[Chart and figure data]
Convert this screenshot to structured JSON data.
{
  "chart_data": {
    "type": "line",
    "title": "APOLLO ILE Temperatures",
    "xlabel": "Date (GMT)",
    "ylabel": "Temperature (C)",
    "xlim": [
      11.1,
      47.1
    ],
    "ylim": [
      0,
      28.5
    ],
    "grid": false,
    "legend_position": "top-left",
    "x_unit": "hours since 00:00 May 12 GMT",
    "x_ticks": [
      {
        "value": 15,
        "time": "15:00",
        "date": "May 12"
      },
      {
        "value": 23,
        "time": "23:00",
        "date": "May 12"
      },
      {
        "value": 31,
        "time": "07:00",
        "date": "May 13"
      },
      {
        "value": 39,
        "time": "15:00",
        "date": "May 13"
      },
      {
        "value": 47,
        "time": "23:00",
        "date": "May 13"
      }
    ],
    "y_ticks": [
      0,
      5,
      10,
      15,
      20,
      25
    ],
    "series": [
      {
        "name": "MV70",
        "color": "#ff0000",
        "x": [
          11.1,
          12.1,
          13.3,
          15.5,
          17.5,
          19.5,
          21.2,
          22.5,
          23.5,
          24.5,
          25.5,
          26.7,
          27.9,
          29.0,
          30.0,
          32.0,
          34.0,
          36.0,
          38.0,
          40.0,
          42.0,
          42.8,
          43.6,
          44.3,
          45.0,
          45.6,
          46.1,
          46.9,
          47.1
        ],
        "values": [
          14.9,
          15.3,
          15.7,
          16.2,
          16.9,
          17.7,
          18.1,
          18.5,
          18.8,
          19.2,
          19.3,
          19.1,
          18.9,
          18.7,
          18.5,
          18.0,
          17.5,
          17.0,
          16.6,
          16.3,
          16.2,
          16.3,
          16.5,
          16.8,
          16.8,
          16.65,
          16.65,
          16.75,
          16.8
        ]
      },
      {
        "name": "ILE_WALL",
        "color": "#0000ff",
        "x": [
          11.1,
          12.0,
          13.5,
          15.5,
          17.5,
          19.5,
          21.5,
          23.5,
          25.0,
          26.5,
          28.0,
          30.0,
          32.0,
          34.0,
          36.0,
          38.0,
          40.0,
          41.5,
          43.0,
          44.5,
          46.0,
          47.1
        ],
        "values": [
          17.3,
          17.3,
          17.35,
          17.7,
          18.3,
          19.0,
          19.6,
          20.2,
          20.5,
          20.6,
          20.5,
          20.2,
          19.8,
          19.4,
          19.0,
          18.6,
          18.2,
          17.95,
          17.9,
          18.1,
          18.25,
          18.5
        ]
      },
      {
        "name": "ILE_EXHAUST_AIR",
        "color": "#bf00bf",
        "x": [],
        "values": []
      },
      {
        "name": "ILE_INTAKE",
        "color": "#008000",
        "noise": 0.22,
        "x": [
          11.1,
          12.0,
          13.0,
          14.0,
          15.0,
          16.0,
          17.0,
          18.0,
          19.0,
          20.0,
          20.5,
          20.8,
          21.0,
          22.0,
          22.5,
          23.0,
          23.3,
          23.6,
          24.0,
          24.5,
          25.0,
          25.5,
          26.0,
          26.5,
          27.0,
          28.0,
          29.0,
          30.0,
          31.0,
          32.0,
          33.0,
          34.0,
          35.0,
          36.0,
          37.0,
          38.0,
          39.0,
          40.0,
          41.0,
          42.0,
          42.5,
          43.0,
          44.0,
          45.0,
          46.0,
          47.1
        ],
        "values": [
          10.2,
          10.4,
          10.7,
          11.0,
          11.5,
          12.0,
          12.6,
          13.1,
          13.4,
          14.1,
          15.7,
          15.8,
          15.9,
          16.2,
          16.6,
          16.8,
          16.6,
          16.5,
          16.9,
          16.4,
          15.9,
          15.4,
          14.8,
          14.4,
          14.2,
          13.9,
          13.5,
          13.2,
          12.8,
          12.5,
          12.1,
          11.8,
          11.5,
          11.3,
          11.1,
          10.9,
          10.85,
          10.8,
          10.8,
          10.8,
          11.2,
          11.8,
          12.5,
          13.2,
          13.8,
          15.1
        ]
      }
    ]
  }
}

WRITTEN INSTRUCTION: Establish how many lines of the material above hold the word "name". Nothing but the count should be returned.

ANSWER TO THIS EXERCISE: 4